──────── Data to use ────────
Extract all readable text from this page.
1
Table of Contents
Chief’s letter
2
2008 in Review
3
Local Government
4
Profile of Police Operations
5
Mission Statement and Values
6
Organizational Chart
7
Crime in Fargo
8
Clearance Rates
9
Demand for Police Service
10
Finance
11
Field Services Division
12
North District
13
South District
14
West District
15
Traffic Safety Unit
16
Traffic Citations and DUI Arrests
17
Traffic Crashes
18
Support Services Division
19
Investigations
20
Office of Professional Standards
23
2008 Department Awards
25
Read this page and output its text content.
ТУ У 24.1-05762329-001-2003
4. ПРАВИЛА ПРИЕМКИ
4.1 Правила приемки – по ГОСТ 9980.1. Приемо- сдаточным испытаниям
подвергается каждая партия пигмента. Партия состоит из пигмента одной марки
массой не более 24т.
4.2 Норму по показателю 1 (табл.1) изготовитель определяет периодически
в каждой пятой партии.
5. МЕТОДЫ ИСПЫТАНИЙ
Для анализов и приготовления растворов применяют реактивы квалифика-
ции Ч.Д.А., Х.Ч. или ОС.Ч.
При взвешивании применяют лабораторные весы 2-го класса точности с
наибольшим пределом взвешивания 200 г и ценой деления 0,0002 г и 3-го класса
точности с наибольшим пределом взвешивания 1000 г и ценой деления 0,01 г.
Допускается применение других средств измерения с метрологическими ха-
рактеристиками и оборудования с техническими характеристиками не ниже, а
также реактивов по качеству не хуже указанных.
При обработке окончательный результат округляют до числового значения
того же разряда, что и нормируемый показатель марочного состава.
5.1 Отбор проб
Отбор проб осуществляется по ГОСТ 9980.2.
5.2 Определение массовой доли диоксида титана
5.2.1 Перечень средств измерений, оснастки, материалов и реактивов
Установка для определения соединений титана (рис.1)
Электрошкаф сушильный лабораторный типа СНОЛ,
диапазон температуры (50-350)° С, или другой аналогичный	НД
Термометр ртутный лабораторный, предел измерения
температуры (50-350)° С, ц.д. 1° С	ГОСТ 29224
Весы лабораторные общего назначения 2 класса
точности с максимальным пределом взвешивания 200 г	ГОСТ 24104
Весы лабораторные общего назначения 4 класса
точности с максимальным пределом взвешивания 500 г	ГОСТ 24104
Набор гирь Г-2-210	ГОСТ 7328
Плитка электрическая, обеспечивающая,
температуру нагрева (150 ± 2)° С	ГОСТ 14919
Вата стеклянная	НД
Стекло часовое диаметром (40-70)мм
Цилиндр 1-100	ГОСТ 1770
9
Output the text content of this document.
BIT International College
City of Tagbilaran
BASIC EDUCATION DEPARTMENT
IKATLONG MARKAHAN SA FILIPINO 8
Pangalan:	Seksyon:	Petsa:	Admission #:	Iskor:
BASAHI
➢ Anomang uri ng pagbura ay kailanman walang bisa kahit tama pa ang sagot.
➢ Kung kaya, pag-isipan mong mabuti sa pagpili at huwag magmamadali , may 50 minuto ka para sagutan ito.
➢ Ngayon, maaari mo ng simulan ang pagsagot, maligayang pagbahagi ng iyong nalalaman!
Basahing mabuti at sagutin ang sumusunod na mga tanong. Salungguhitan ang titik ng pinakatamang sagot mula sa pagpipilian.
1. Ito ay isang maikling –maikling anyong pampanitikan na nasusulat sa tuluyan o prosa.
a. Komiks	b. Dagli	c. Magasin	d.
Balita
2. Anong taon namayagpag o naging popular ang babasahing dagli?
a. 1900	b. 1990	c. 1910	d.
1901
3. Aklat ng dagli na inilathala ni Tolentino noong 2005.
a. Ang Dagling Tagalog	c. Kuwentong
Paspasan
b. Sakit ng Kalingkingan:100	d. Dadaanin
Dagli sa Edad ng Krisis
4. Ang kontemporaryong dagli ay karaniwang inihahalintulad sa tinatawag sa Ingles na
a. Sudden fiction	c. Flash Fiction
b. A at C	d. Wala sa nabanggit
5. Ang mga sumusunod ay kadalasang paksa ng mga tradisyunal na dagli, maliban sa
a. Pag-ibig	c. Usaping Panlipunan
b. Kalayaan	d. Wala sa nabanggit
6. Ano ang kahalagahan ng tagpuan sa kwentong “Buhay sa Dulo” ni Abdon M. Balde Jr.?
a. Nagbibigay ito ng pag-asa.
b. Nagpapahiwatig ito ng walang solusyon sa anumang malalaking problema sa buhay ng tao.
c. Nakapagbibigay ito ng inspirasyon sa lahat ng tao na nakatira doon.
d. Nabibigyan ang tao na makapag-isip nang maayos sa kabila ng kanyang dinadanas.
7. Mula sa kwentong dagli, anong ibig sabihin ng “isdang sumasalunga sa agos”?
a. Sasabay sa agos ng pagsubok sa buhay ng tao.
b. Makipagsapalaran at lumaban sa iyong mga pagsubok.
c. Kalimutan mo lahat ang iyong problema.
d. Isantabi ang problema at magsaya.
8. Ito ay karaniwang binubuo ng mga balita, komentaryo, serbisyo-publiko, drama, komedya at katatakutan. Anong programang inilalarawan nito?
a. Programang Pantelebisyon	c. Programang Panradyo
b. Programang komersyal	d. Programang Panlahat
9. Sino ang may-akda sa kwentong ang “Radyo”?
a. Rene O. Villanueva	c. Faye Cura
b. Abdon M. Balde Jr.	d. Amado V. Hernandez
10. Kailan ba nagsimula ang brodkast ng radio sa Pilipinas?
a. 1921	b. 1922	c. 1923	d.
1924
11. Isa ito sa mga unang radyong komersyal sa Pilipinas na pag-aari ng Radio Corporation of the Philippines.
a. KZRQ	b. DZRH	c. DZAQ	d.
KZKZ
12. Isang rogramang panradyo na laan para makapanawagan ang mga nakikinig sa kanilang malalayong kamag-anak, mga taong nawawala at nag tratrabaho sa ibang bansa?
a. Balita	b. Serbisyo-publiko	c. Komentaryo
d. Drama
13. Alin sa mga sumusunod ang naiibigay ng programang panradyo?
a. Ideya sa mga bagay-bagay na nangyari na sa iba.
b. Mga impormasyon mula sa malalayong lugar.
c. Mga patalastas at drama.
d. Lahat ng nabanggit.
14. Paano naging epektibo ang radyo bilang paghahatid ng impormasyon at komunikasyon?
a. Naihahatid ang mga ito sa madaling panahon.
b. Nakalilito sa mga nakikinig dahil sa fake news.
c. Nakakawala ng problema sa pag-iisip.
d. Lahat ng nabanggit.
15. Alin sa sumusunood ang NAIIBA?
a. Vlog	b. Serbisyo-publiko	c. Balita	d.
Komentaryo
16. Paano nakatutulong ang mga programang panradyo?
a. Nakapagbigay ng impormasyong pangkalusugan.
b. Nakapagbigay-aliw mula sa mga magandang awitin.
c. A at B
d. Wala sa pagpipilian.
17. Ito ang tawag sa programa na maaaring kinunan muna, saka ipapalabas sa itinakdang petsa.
────────
### [What to work on]
Where a line holds "титана", copy it out.

### [Output of the task]
5.2 Определение массовой доли диоксида титана
Установка для определения соединений титана (рис.1)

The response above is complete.